## Requirements
Below are some records. How many of their lines contain the string "Host"? Give the number only.
begin Input data
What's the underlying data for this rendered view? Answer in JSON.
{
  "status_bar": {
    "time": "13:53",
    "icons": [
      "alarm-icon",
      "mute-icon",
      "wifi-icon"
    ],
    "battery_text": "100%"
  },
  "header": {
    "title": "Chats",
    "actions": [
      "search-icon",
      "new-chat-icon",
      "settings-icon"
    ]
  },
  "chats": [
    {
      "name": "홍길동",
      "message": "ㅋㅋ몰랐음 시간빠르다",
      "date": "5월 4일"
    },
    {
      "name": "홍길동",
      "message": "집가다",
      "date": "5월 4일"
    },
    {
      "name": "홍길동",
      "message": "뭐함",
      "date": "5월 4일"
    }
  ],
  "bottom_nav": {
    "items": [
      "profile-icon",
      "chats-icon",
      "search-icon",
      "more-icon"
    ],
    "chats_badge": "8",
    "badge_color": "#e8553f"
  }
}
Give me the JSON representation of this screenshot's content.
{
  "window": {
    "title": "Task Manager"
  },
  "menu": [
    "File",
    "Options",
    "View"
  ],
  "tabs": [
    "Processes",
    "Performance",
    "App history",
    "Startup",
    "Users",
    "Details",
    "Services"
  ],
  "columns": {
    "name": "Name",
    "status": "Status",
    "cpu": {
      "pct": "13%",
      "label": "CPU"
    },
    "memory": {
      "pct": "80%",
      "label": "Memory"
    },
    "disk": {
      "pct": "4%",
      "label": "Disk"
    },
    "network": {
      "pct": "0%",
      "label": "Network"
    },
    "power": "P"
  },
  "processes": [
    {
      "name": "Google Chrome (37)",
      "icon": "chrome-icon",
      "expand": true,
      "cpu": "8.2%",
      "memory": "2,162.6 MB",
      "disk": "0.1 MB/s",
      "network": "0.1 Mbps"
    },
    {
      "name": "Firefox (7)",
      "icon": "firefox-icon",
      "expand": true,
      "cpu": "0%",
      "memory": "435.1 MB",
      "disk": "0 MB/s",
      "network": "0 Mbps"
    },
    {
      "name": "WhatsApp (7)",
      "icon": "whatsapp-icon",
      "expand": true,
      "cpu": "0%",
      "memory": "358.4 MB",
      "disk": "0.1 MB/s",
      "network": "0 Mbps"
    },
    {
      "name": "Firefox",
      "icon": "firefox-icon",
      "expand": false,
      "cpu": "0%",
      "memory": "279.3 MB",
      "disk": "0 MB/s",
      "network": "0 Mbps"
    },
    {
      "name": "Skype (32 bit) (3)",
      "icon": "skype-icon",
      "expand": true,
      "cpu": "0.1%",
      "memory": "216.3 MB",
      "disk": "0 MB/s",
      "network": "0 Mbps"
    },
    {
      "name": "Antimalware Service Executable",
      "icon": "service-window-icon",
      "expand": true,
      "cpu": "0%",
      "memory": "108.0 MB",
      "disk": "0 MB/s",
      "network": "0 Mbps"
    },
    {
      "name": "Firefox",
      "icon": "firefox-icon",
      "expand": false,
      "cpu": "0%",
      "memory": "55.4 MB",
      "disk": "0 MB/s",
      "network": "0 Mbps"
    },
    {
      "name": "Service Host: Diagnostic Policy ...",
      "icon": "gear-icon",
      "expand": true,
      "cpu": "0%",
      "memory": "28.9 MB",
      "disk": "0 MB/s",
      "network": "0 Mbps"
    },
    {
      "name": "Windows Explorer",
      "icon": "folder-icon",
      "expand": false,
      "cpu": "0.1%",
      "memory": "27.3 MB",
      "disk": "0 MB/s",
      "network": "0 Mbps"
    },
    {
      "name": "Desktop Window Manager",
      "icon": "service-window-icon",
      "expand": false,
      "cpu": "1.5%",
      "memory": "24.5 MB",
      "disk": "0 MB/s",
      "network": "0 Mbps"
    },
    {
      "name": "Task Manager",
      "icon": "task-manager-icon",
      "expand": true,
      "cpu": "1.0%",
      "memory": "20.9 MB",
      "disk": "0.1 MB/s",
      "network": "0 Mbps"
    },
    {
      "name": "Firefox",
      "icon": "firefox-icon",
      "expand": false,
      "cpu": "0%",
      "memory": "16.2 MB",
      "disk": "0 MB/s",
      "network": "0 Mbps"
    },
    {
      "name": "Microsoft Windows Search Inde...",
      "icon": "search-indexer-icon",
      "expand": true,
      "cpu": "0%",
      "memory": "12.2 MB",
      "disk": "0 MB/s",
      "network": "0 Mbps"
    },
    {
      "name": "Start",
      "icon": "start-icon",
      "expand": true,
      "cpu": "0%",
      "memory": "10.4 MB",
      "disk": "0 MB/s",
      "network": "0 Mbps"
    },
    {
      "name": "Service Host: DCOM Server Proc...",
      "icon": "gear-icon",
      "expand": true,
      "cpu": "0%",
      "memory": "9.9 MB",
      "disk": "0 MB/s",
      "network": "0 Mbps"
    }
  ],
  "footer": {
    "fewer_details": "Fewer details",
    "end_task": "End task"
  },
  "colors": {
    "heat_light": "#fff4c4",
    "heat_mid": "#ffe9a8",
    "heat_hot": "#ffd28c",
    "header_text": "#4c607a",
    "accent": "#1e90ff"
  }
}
end Input data
## Solution to this task
2